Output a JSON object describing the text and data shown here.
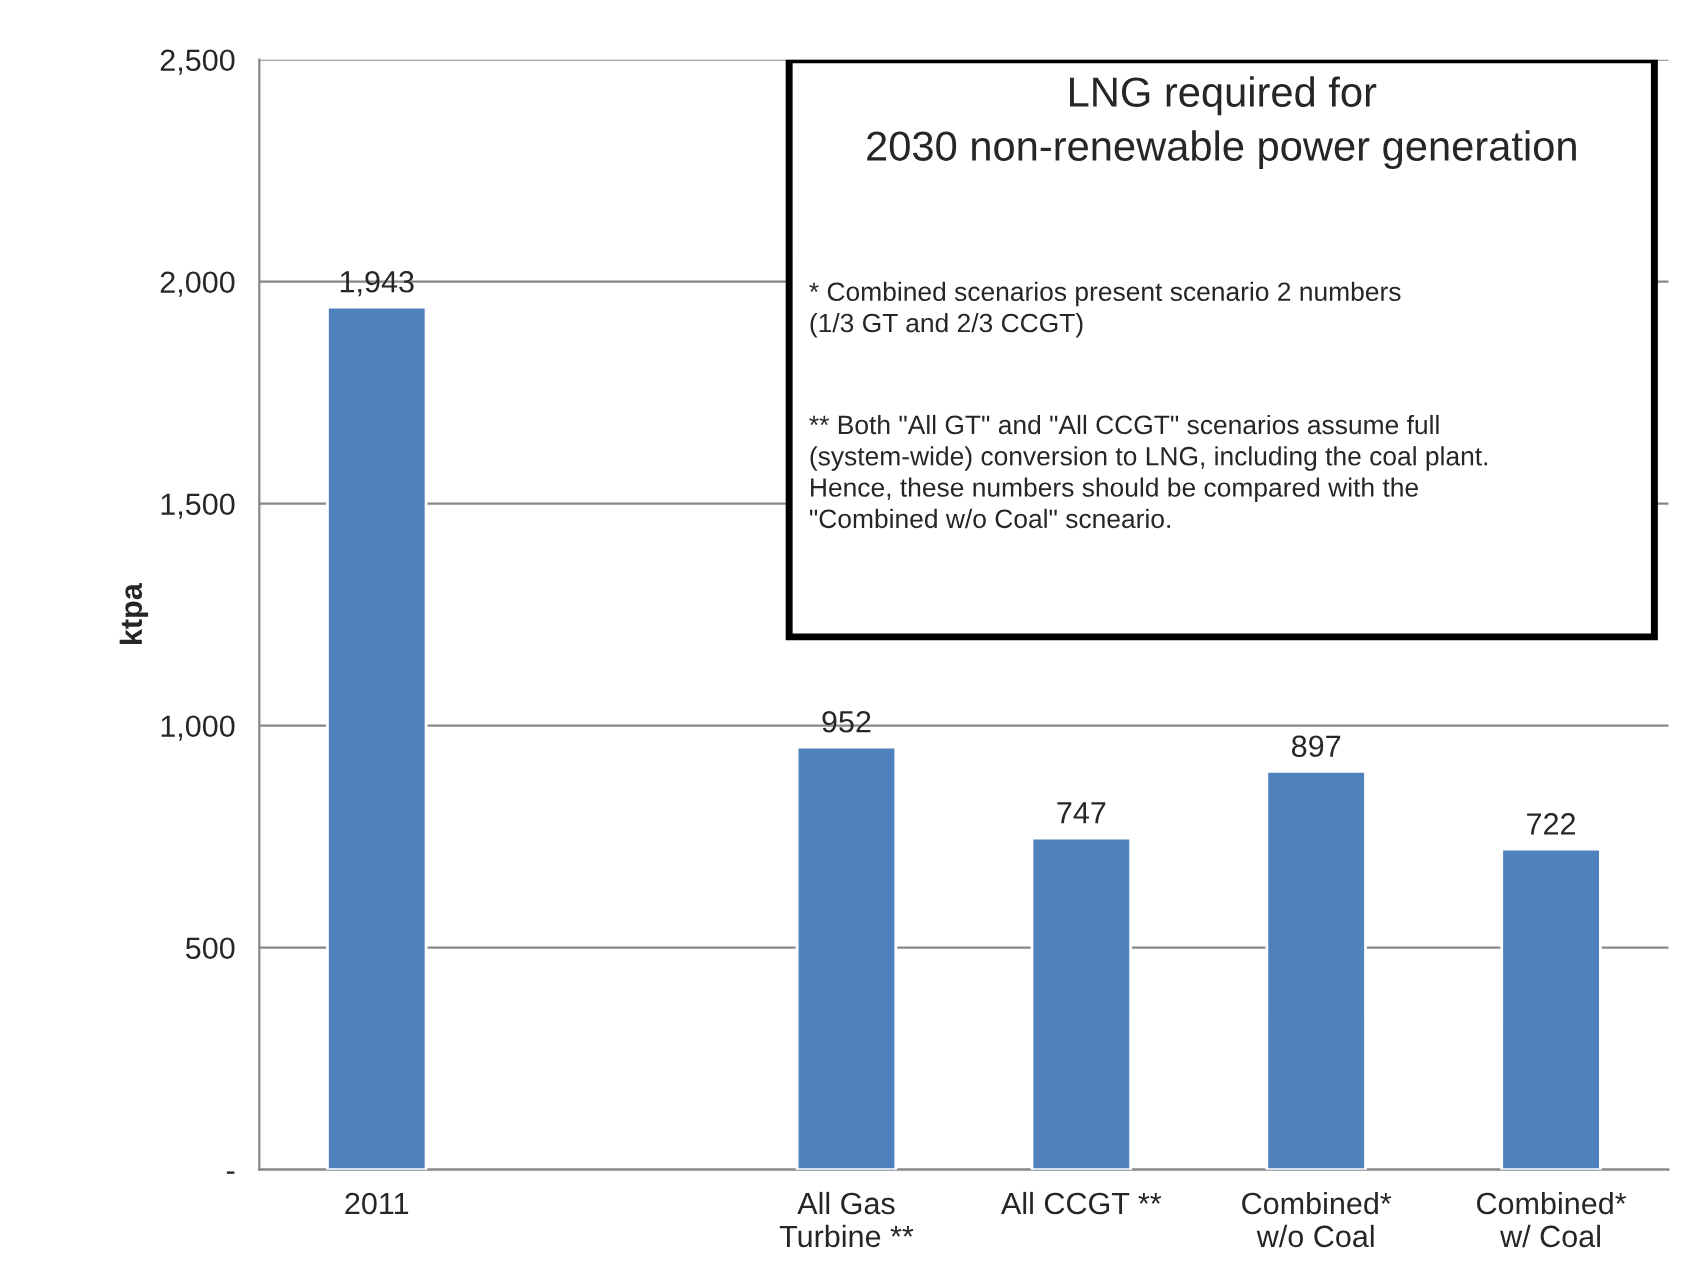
{
  "chart_data": {
    "type": "bar",
    "title": "LNG required for\n2030 non-renewable power generation",
    "ylabel": "ktpa",
    "categories": [
      "2011",
      null,
      "All Gas\nTurbine **",
      "All CCGT **",
      "Combined*\nw/o Coal",
      "Combined*\nw/ Coal"
    ],
    "values": [
      1943,
      null,
      952,
      747,
      897,
      722
    ],
    "value_labels": [
      "1,943",
      null,
      "952",
      "747",
      "897",
      "722"
    ],
    "color": "#4f81bd",
    "ylim": [
      0,
      2500
    ],
    "yticks": [
      {
        "value": 0,
        "label": "-"
      },
      {
        "value": 500,
        "label": "500"
      },
      {
        "value": 1000,
        "label": "1,000"
      },
      {
        "value": 1500,
        "label": "1,500"
      },
      {
        "value": 2000,
        "label": "2,000"
      },
      {
        "value": 2500,
        "label": "2,500"
      }
    ],
    "grid": "y",
    "annotations": [
      "* Combined scenarios present scenario 2 numbers\n(1/3 GT and 2/3 CCGT)",
      "** Both \"All GT\" and \"All CCGT\" scenarios assume full\n(system-wide) conversion to LNG, including the coal plant.\nHence, these numbers should be compared with the\n\"Combined w/o Coal\" scneario."
    ]
  }
}
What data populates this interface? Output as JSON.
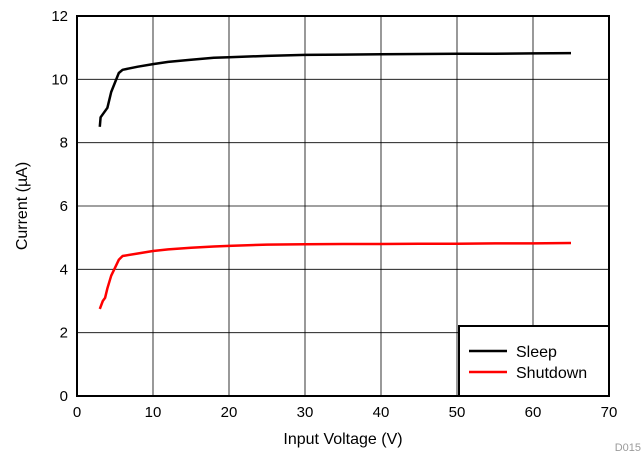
{
  "chart_data": {
    "type": "line",
    "xlabel": "Input Voltage (V)",
    "ylabel": "Current (µA)",
    "xlim": [
      0,
      70
    ],
    "ylim": [
      0,
      12
    ],
    "xticks": [
      0,
      10,
      20,
      30,
      40,
      50,
      60,
      70
    ],
    "yticks": [
      0,
      2,
      4,
      6,
      8,
      10,
      12
    ],
    "grid": true,
    "legend_position": "bottom-right",
    "figure_id": "D015",
    "series": [
      {
        "name": "Sleep",
        "color": "#000000",
        "points": [
          [
            3,
            8.5
          ],
          [
            3.1,
            8.8
          ],
          [
            4,
            9.1
          ],
          [
            4.5,
            9.6
          ],
          [
            5,
            9.9
          ],
          [
            5.5,
            10.2
          ],
          [
            6,
            10.3
          ],
          [
            8,
            10.4
          ],
          [
            10,
            10.48
          ],
          [
            12,
            10.55
          ],
          [
            15,
            10.62
          ],
          [
            18,
            10.68
          ],
          [
            20,
            10.7
          ],
          [
            25,
            10.74
          ],
          [
            30,
            10.77
          ],
          [
            35,
            10.78
          ],
          [
            40,
            10.79
          ],
          [
            45,
            10.8
          ],
          [
            50,
            10.81
          ],
          [
            55,
            10.81
          ],
          [
            60,
            10.82
          ],
          [
            65,
            10.83
          ]
        ]
      },
      {
        "name": "Shutdown",
        "color": "#ff0000",
        "points": [
          [
            3,
            2.75
          ],
          [
            3.4,
            3.0
          ],
          [
            3.7,
            3.1
          ],
          [
            4,
            3.4
          ],
          [
            4.5,
            3.8
          ],
          [
            5,
            4.05
          ],
          [
            5.5,
            4.3
          ],
          [
            6,
            4.42
          ],
          [
            8,
            4.5
          ],
          [
            10,
            4.58
          ],
          [
            12,
            4.63
          ],
          [
            15,
            4.68
          ],
          [
            18,
            4.72
          ],
          [
            20,
            4.74
          ],
          [
            25,
            4.78
          ],
          [
            30,
            4.79
          ],
          [
            35,
            4.8
          ],
          [
            40,
            4.8
          ],
          [
            45,
            4.81
          ],
          [
            50,
            4.81
          ],
          [
            55,
            4.82
          ],
          [
            60,
            4.82
          ],
          [
            65,
            4.83
          ]
        ]
      }
    ]
  }
}
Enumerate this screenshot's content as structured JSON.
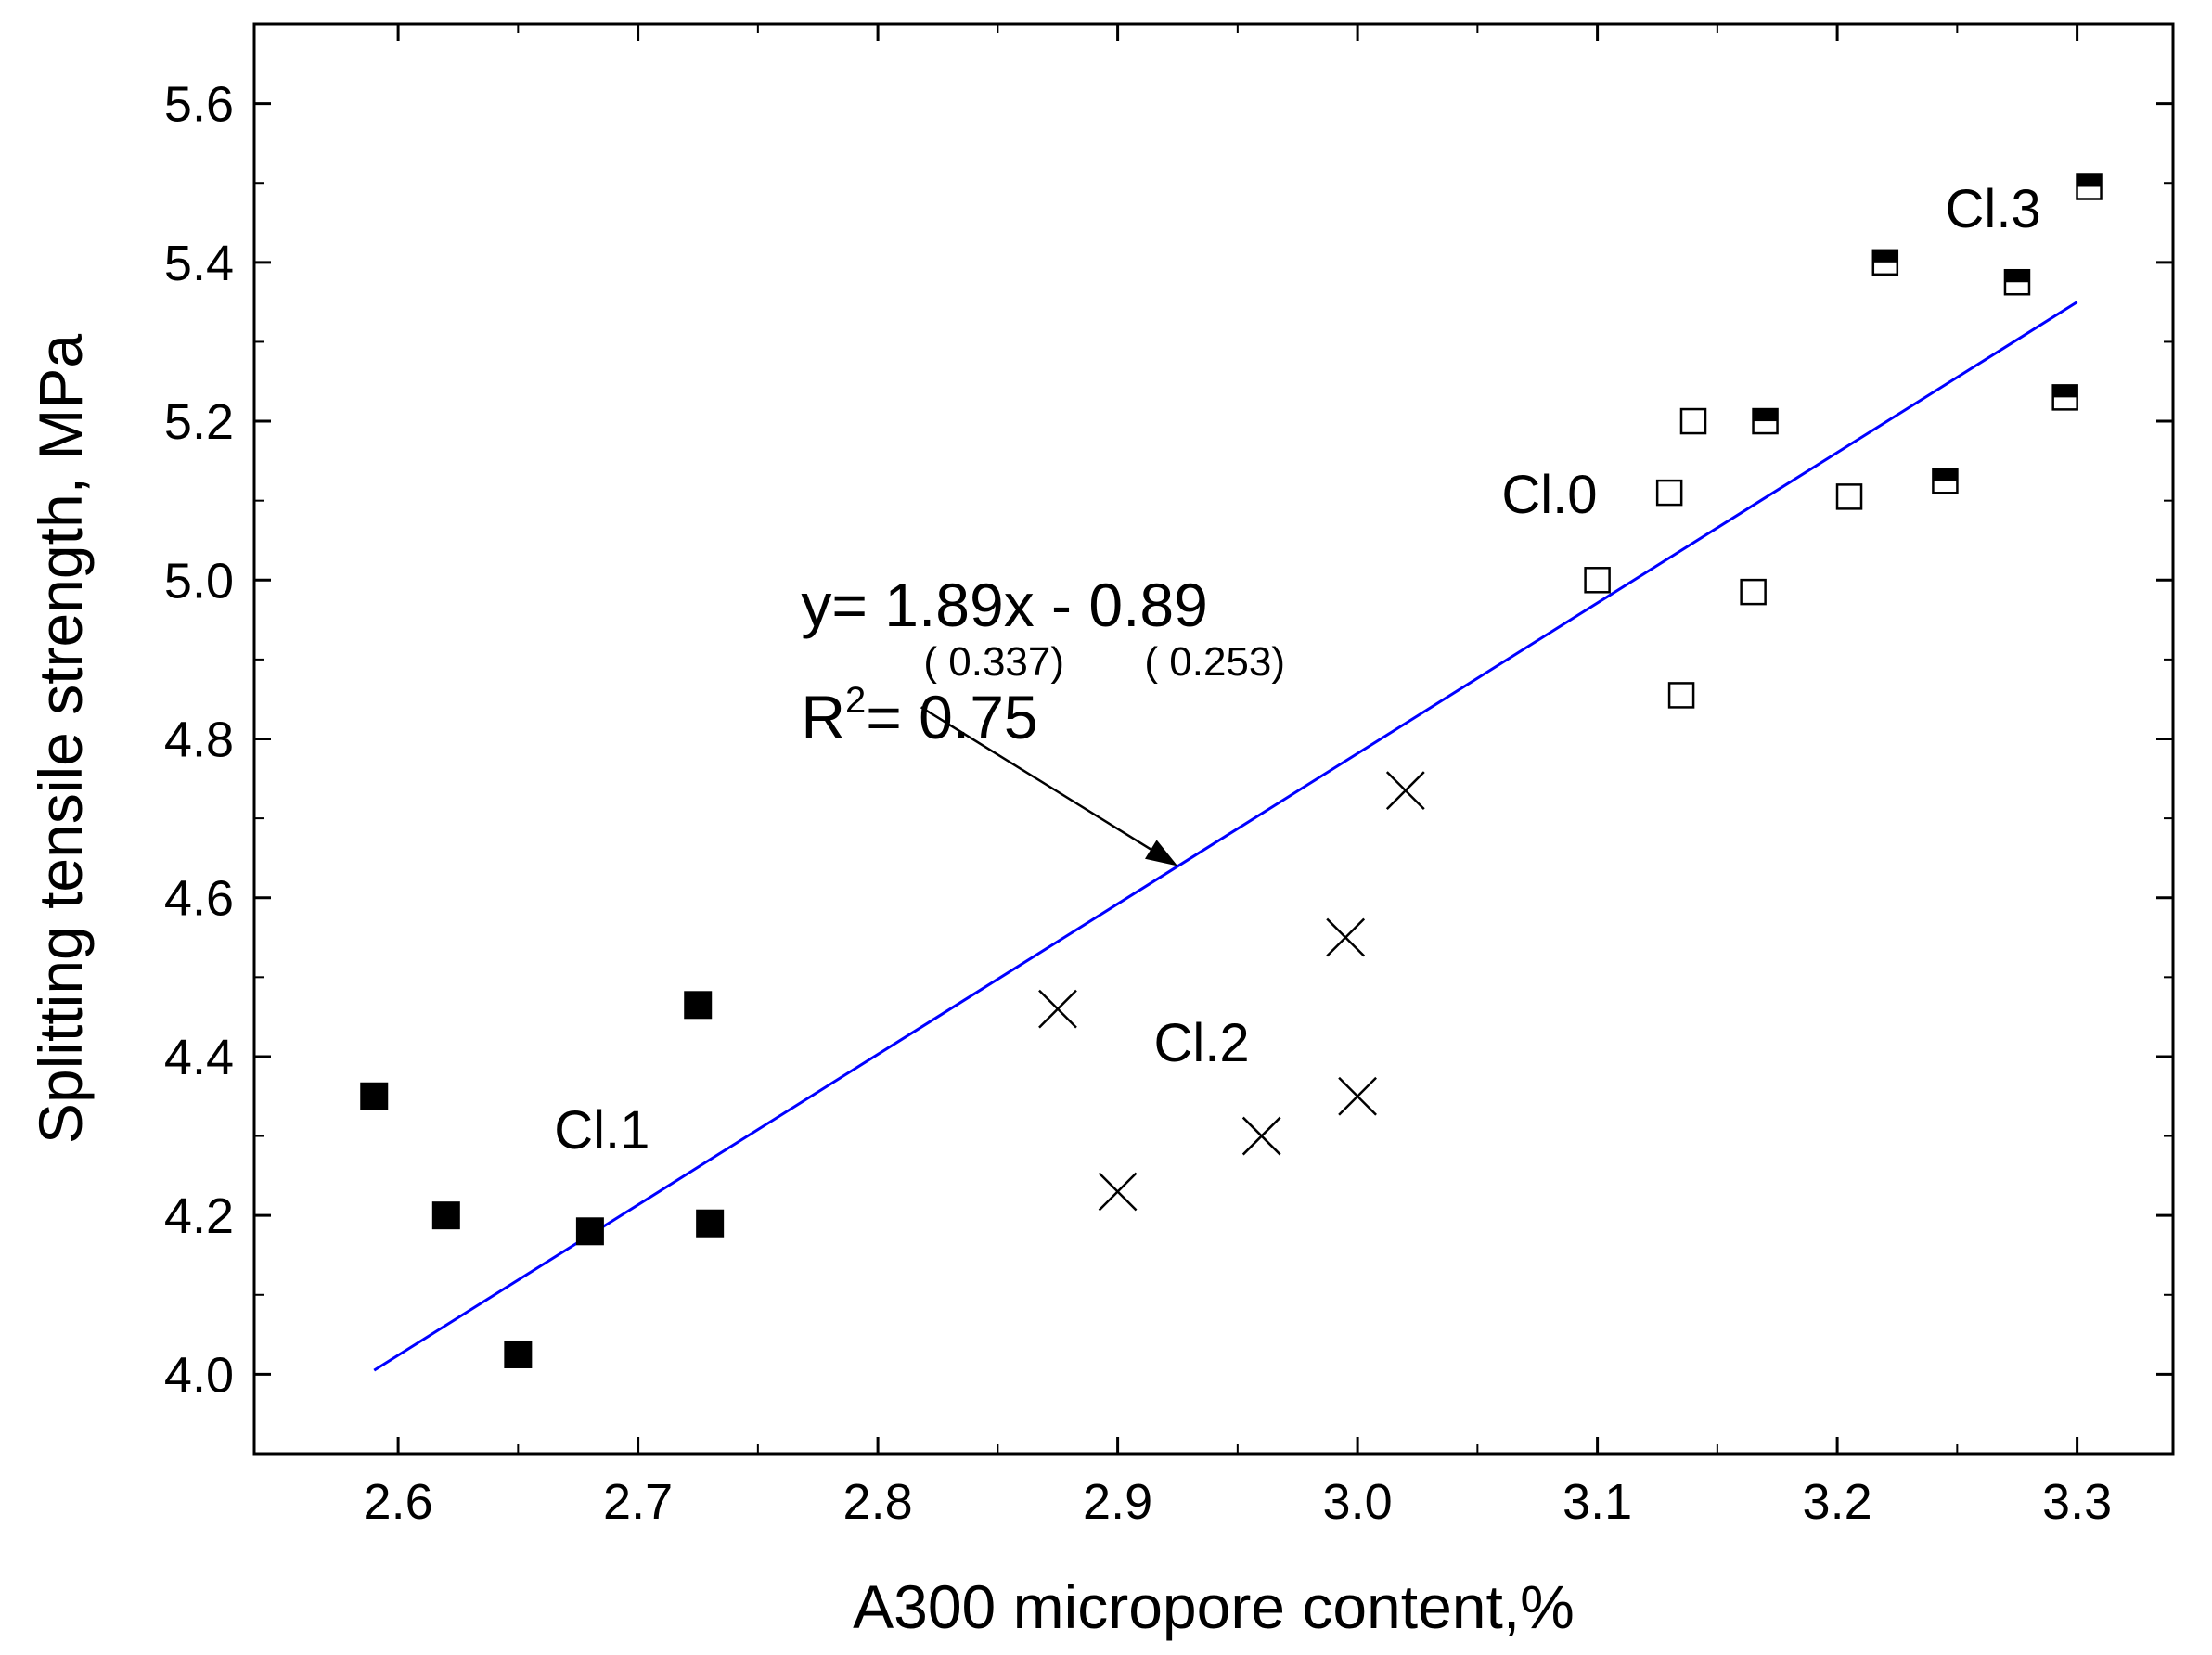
{
  "chart_data": {
    "type": "scatter",
    "title": "",
    "xlabel": "A300 micropore content,%",
    "ylabel": "Splitting tensile strength, MPa",
    "xlim": [
      2.54,
      3.34
    ],
    "ylim": [
      3.9,
      5.7
    ],
    "x_ticks": [
      2.6,
      2.7,
      2.8,
      2.9,
      3.0,
      3.1,
      3.2,
      3.3
    ],
    "x_tick_labels": [
      "2.6",
      "2.7",
      "2.8",
      "2.9",
      "3.0",
      "3.1",
      "3.2",
      "3.3"
    ],
    "y_ticks": [
      4.0,
      4.2,
      4.4,
      4.6,
      4.8,
      5.0,
      5.2,
      5.4,
      5.6
    ],
    "y_tick_labels": [
      "4.0",
      "4.2",
      "4.4",
      "4.6",
      "4.8",
      "5.0",
      "5.2",
      "5.4",
      "5.6"
    ],
    "grid": false,
    "series": [
      {
        "name": "Cl.1",
        "marker": "filled-square",
        "points": [
          [
            2.59,
            4.35
          ],
          [
            2.62,
            4.2
          ],
          [
            2.65,
            4.025
          ],
          [
            2.68,
            4.18
          ],
          [
            2.725,
            4.465
          ],
          [
            2.73,
            4.19
          ]
        ]
      },
      {
        "name": "Cl.2",
        "marker": "x",
        "points": [
          [
            2.875,
            4.46
          ],
          [
            2.9,
            4.23
          ],
          [
            2.96,
            4.3
          ],
          [
            2.995,
            4.55
          ],
          [
            3.0,
            4.35
          ],
          [
            3.02,
            4.735
          ]
        ]
      },
      {
        "name": "Cl.0",
        "marker": "open-square",
        "points": [
          [
            3.1,
            5.0
          ],
          [
            3.13,
            5.11
          ],
          [
            3.135,
            4.855
          ],
          [
            3.14,
            5.2
          ],
          [
            3.165,
            4.985
          ],
          [
            3.205,
            5.105
          ]
        ]
      },
      {
        "name": "Cl.3",
        "marker": "half-filled-square",
        "points": [
          [
            3.17,
            5.2
          ],
          [
            3.22,
            5.4
          ],
          [
            3.245,
            5.125
          ],
          [
            3.275,
            5.375
          ],
          [
            3.295,
            5.23
          ],
          [
            3.305,
            5.495
          ]
        ]
      }
    ],
    "fit_line": {
      "color": "#0000ff",
      "x_range": [
        2.59,
        3.3
      ],
      "slope": 1.89,
      "intercept": -0.89,
      "start_y": 4.005,
      "end_y": 5.35
    },
    "annotations": {
      "equation": "y=  1.89x - 0.89",
      "slope_se": "( 0.337)",
      "intercept_se": "( 0.253)",
      "r_squared_prefix": "R",
      "r_squared_exp": "2",
      "r_squared_value": "= 0.75",
      "arrow_tip": [
        2.925,
        4.64
      ]
    },
    "class_labels": [
      {
        "text": "Cl.0",
        "x": 3.08,
        "y": 5.11
      },
      {
        "text": "Cl.1",
        "x": 2.685,
        "y": 4.31
      },
      {
        "text": "Cl.2",
        "x": 2.935,
        "y": 4.42
      },
      {
        "text": "Cl.3",
        "x": 3.265,
        "y": 5.47
      }
    ],
    "colors": {
      "axes": "#000000",
      "markers": "#000000",
      "fit": "#0000ff",
      "background": "#ffffff"
    }
  }
}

########################################

Aim of the task:
Look through the records and gather every line containing "Coal".

Expected answer:
      "Combined*\nw/o Coal",
      "Combined*\nw/ Coal"
      "** Both \"All GT\" and \"All CCGT\" scenarios assume full\n(system-wide) conversion to LNG, including the coal plant.\nHence, these numbers should be compared with the\n\"Combined w/o Coal\" scneario."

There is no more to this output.